AIM:
Determine how many lines of the data below contain "artwork", then give only that number.

GIVEN DATA:

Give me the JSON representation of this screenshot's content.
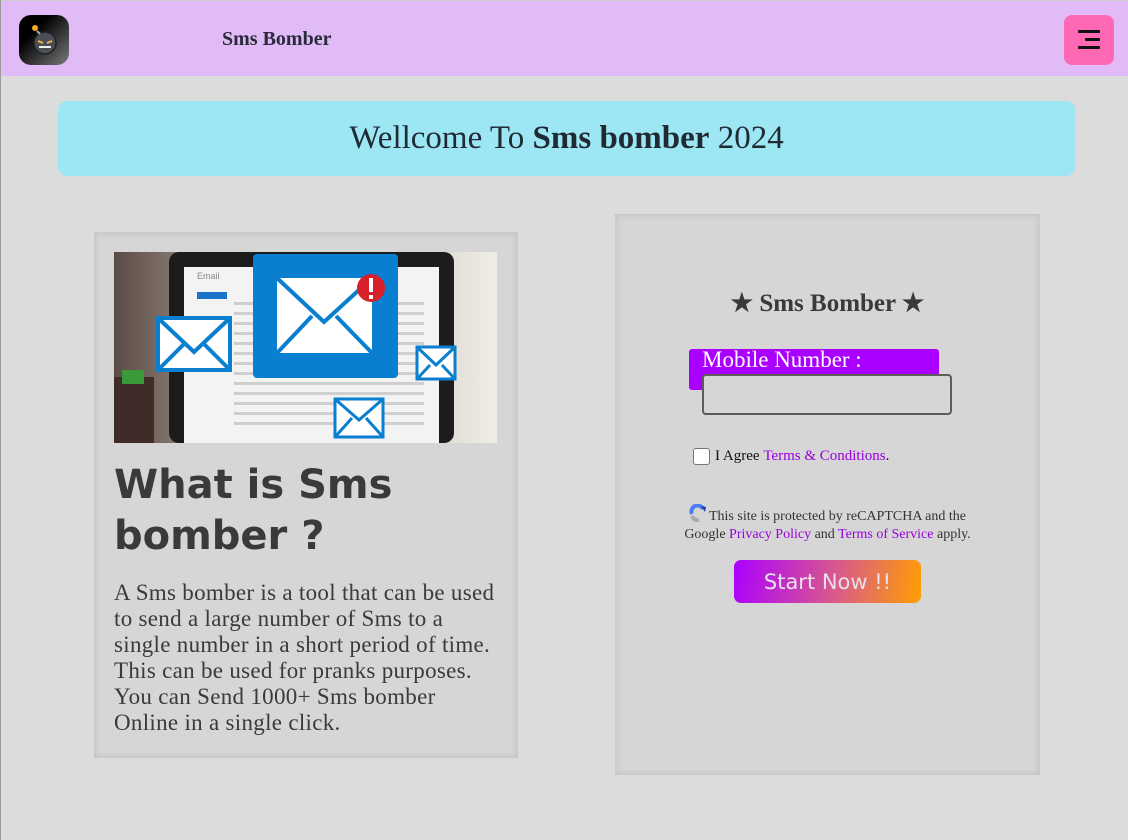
{
  "navbar": {
    "logo_icon": "bomb-icon",
    "title": "Sms Bomber",
    "menu_icon": "hamburger-menu-icon"
  },
  "welcome": {
    "prefix": "Wellcome To ",
    "bold": "Sms bomber",
    "suffix": " 2024"
  },
  "info": {
    "image_alt": "Email envelopes over laptop inbox",
    "image_screen_label": "Email",
    "title": "What is Sms bomber ?",
    "text": "A Sms bomber is a tool that can be used to send a large number of Sms to a single number in a short period of time. This can be used for pranks purposes. You can Send 1000+ Sms bomber Online in a single click."
  },
  "form": {
    "title": "★ Sms Bomber ★",
    "mobile_label": "Mobile Number :",
    "mobile_value": "",
    "agree_text": "I Agree ",
    "terms_link": "Terms & Conditions",
    "agree_suffix": ".",
    "recaptcha_line1": "This site is protected by reCAPTCHA and the",
    "recaptcha_google": "Google ",
    "privacy_link": "Privacy Policy",
    "and": " and ",
    "tos_link": "Terms of Service",
    "apply": " apply.",
    "start_button": "Start Now !!"
  },
  "colors": {
    "navbar_bg": "#e1bbf7",
    "menu_button": "#ff69b4",
    "welcome_bg": "#9de6f3",
    "label_bg": "#aa00ff",
    "link": "#9900dd",
    "button_gradient_start": "#aa00ff",
    "button_gradient_end": "#ff9f00"
  }
}
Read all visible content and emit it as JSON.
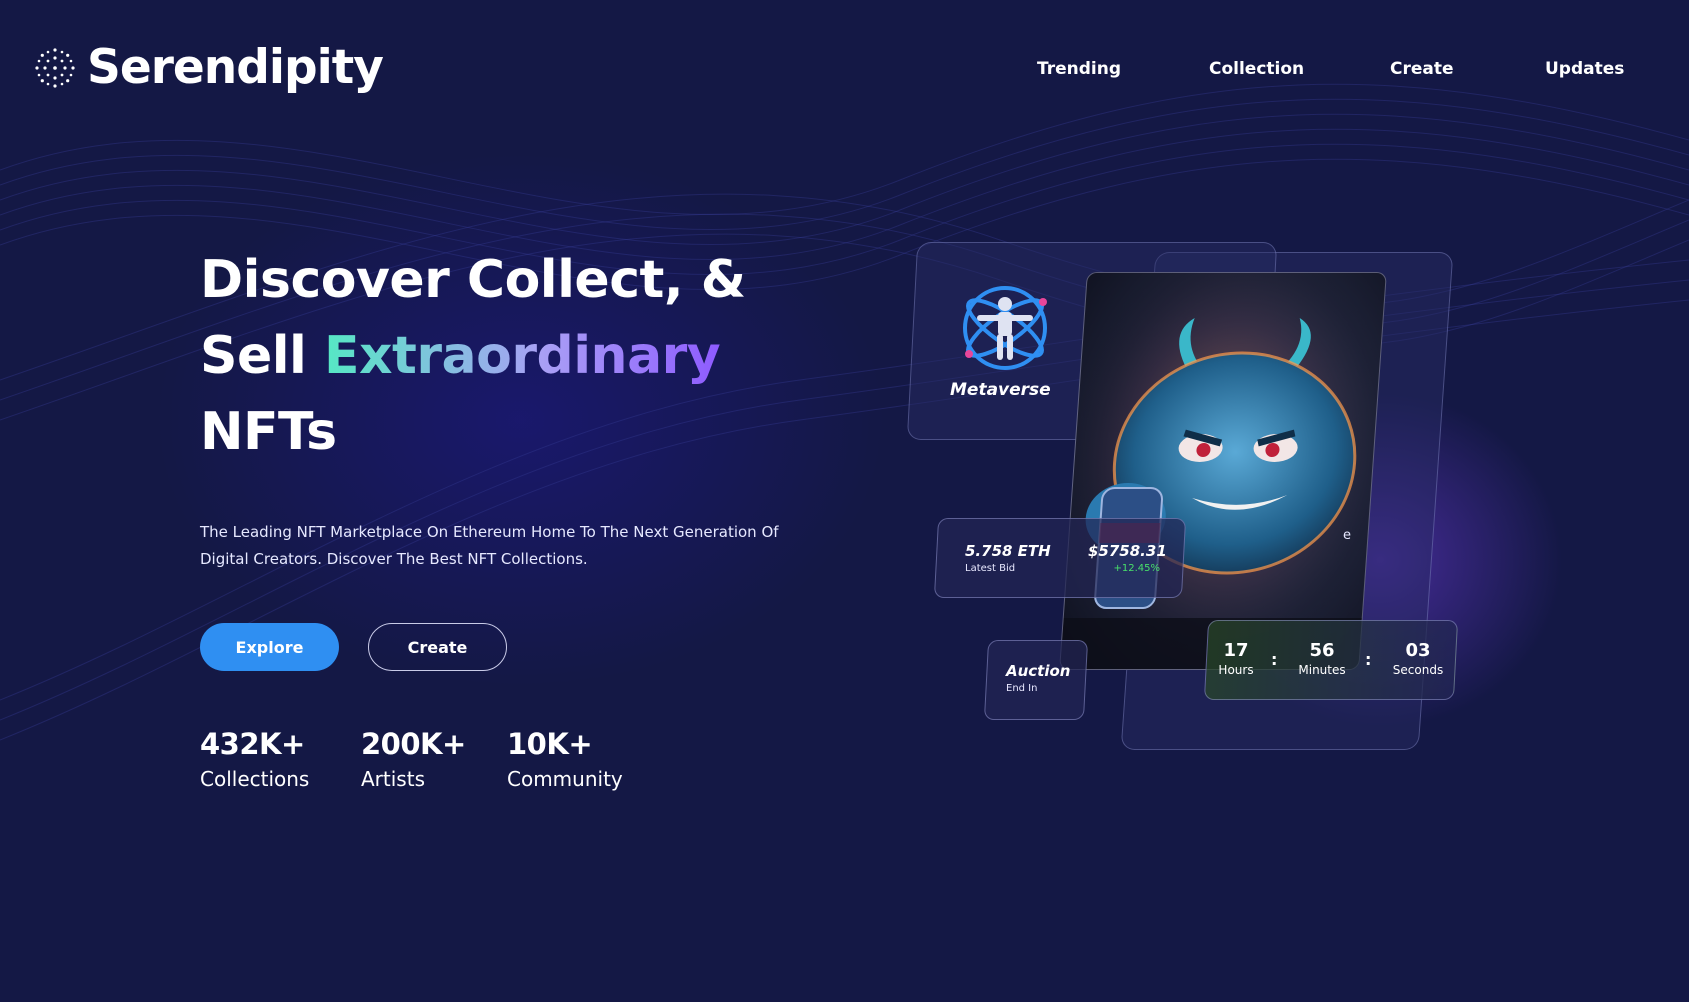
{
  "brand": {
    "name": "Serendipity",
    "logo_icon": "dotted-circle-logo-icon"
  },
  "nav": [
    {
      "label": "Trending"
    },
    {
      "label": "Collection"
    },
    {
      "label": "Create"
    },
    {
      "label": "Updates"
    }
  ],
  "hero": {
    "headline_line1": "Discover Collect, &",
    "headline_line2_start": "Sell ",
    "headline_line2_highlight": "Extraordinary",
    "headline_line3": "NFTs",
    "description": "The Leading NFT Marketplace On Ethereum Home To The Next Generation Of Digital Creators. Discover The Best NFT Collections.",
    "buttons": {
      "explore": "Explore",
      "create": "Create"
    },
    "highlight_gradient": [
      "#55e8c4",
      "#a9a0f5",
      "#8e5bff"
    ]
  },
  "stats": [
    {
      "value": "432K+",
      "label": "Collections"
    },
    {
      "value": "200K+",
      "label": "Artists"
    },
    {
      "value": "10K+",
      "label": "Community"
    }
  ],
  "showcase": {
    "category": {
      "label": "Metaverse",
      "icon": "vitruvian-atom-icon"
    },
    "artwork": {
      "icon": "blue-monster-nft-artwork"
    },
    "bid": {
      "eth": "5.758 ETH",
      "eth_caption": "Latest Bid",
      "usd": "$5758.31",
      "change": "+12.45%"
    },
    "auction": {
      "title": "Auction",
      "subtitle": "End In"
    },
    "timer": {
      "hours": "17",
      "hours_label": "Hours",
      "minutes": "56",
      "minutes_label": "Minutes",
      "seconds": "03",
      "seconds_label": "Seconds",
      "separator": ":"
    },
    "hidden_text": "e"
  },
  "colors": {
    "background": "#141845",
    "primary_button": "#2f8ff2",
    "positive_change": "#48e06a"
  }
}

EXERCISE OUTPUT:
2